-- Exercise prompt --
Copy out exactly every line from the line containing "Read this page and output its text content." until the records below end, inclusive of both boundary lines.

-- Supplied information --
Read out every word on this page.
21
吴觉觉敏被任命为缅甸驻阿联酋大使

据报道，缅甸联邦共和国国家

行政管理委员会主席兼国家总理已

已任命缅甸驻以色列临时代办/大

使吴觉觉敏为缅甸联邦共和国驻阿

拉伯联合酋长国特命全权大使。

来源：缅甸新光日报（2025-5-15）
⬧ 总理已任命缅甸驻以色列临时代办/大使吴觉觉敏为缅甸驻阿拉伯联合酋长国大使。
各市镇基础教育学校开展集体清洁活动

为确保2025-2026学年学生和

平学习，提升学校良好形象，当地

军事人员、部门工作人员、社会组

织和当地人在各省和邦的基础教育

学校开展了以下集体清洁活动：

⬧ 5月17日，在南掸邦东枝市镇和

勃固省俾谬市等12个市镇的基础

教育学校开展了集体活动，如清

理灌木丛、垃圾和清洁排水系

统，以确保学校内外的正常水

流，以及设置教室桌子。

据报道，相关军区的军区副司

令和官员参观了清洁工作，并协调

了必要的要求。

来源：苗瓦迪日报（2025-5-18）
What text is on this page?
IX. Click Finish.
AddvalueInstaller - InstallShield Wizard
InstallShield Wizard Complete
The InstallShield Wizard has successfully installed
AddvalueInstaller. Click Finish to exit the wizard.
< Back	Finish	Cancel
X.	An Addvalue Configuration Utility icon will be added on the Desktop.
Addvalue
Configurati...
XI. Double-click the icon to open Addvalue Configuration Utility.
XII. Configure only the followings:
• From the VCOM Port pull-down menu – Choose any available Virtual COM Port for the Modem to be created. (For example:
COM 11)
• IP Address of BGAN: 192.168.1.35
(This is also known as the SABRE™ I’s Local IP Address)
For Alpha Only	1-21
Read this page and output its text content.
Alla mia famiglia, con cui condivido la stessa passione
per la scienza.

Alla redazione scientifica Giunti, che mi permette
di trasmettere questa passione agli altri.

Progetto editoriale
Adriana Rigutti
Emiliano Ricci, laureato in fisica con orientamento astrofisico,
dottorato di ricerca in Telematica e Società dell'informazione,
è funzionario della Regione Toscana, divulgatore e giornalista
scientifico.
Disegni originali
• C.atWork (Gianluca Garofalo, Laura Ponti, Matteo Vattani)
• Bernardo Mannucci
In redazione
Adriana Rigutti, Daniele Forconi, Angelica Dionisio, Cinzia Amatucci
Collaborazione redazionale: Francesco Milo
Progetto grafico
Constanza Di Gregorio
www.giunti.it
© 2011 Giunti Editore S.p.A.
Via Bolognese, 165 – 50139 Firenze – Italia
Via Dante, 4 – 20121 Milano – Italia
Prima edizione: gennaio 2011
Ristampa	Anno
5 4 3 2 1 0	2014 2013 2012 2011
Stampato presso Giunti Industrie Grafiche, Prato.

-- Solution for this exercise --
Read this page and output its text content.
Alla mia famiglia, con cui condivido la stessa passione
per la scienza.

Alla redazione scientifica Giunti, che mi permette
di trasmettere questa passione agli altri.

Progetto editoriale
Adriana Rigutti
Emiliano Ricci, laureato in fisica con orientamento astrofisico,
dottorato di ricerca in Telematica e Società dell'informazione,
è funzionario della Regione Toscana, divulgatore e giornalista
scientifico.
Disegni originali
• C.atWork (Gianluca Garofalo, Laura Ponti, Matteo Vattani)
• Bernardo Mannucci
In redazione
Adriana Rigutti, Daniele Forconi, Angelica Dionisio, Cinzia Amatucci
Collaborazione redazionale: Francesco Milo
Progetto grafico
Constanza Di Gregorio
www.giunti.it
© 2011 Giunti Editore S.p.A.
Via Bolognese, 165 – 50139 Firenze – Italia
Via Dante, 4 – 20121 Milano – Italia
Prima edizione: gennaio 2011
Ristampa	Anno
5 4 3 2 1 0	2014 2013 2012 2011
Stampato presso Giunti Industrie Grafiche, Prato.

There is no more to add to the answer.